| DATA TO USE |

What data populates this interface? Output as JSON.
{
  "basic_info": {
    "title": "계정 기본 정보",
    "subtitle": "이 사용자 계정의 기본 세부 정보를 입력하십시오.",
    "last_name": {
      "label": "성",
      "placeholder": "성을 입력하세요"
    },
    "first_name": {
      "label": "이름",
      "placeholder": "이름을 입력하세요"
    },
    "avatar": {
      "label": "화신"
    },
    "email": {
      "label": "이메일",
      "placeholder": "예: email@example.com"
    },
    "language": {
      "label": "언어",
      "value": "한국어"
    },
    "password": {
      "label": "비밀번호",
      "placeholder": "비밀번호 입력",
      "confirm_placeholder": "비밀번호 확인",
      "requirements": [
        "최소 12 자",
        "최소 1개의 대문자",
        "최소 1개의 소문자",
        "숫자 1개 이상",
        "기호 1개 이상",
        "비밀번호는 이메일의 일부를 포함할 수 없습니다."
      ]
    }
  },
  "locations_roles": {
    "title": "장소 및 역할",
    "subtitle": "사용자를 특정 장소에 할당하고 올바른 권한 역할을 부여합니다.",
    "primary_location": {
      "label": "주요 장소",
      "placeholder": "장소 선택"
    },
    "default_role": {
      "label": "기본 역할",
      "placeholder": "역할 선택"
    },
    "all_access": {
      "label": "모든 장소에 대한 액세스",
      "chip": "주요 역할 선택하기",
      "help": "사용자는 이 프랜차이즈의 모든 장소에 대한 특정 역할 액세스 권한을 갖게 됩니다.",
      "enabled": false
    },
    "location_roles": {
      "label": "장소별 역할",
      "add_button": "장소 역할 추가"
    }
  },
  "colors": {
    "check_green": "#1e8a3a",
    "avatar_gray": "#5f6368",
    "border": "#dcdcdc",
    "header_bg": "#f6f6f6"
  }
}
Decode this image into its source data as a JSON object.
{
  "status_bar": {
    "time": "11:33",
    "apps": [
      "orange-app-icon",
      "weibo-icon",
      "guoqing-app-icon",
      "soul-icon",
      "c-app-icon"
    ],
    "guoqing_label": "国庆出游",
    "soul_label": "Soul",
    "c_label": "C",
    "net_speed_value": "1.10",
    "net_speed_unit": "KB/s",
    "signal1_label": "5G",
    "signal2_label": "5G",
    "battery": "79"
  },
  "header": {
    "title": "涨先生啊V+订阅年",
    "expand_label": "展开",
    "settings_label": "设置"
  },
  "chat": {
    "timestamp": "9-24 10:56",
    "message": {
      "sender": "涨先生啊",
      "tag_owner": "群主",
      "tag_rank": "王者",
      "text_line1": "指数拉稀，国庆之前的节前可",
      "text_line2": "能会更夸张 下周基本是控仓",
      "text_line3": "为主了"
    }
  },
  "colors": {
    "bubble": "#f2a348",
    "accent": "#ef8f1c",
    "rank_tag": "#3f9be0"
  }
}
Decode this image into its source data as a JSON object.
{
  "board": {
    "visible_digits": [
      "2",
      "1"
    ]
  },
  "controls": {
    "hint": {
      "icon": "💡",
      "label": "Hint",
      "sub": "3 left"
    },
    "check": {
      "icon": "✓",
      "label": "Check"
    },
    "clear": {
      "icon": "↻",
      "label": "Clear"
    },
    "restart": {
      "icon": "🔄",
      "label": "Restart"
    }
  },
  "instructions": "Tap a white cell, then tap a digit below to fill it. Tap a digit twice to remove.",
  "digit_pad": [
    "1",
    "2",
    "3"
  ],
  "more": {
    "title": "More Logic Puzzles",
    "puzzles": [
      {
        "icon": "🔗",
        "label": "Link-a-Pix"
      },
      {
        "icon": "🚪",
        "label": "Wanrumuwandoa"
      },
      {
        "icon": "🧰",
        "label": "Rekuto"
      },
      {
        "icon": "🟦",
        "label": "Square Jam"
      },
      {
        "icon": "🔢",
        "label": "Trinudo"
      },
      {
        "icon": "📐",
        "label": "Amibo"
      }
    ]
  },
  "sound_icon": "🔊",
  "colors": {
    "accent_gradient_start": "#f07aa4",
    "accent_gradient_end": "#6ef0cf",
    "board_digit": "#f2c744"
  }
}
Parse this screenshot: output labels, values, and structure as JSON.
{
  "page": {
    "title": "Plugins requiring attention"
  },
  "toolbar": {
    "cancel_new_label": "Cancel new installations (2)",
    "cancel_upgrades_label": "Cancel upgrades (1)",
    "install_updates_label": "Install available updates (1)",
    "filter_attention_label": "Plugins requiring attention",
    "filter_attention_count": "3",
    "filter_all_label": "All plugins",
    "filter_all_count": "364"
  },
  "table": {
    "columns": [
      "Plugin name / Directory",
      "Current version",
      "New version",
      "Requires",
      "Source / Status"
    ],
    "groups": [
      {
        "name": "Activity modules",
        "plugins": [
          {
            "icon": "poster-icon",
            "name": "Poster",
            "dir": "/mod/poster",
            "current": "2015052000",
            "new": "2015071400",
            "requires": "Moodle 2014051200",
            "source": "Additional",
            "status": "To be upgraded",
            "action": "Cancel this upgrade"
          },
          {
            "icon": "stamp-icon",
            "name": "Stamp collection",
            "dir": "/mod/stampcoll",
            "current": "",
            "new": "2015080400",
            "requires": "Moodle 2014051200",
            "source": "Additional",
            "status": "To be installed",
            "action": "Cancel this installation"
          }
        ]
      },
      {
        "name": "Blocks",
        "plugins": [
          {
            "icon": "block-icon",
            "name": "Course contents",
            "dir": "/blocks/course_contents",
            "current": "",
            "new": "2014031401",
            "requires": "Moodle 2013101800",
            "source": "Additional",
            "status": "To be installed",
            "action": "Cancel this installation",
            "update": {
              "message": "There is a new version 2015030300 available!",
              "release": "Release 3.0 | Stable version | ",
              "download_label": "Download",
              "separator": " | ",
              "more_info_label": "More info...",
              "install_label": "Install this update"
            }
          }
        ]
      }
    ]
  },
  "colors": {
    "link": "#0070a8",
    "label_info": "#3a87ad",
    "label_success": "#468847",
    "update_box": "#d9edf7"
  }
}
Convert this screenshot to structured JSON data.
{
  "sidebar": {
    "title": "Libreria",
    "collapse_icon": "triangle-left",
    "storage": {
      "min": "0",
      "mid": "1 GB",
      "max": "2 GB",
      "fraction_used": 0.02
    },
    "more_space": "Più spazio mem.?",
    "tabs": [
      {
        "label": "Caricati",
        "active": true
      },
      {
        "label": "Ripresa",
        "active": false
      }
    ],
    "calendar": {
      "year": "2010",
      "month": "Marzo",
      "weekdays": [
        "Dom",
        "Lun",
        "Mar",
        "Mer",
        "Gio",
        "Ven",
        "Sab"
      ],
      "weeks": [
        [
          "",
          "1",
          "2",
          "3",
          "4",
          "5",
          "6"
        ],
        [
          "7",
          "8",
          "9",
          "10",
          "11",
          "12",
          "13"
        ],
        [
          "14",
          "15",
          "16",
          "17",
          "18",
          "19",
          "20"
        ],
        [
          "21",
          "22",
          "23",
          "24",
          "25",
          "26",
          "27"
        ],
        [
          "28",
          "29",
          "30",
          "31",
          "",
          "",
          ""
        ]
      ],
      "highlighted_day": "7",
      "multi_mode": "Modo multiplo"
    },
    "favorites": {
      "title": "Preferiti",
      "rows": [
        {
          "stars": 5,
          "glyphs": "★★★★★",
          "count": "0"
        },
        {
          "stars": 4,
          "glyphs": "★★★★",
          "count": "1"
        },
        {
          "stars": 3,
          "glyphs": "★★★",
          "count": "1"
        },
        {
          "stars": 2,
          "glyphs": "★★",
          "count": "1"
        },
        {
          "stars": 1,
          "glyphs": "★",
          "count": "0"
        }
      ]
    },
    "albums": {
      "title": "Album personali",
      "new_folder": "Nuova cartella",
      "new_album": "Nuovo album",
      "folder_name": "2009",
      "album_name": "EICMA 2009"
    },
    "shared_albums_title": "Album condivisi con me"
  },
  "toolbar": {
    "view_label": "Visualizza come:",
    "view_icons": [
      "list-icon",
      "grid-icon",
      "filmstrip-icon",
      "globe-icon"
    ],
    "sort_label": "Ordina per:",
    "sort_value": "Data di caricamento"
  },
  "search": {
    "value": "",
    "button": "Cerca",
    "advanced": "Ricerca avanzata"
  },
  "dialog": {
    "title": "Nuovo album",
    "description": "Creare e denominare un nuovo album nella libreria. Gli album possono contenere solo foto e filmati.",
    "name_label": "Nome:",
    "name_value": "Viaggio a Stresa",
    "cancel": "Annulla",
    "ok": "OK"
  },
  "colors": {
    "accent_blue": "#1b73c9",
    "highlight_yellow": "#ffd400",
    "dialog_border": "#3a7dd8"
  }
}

| YOUR INSTRUCTIONS |
Report all lines of the material that contain the word "email".

| IN RESPONSE |
    "email": {
      "placeholder": "예: email@example.com"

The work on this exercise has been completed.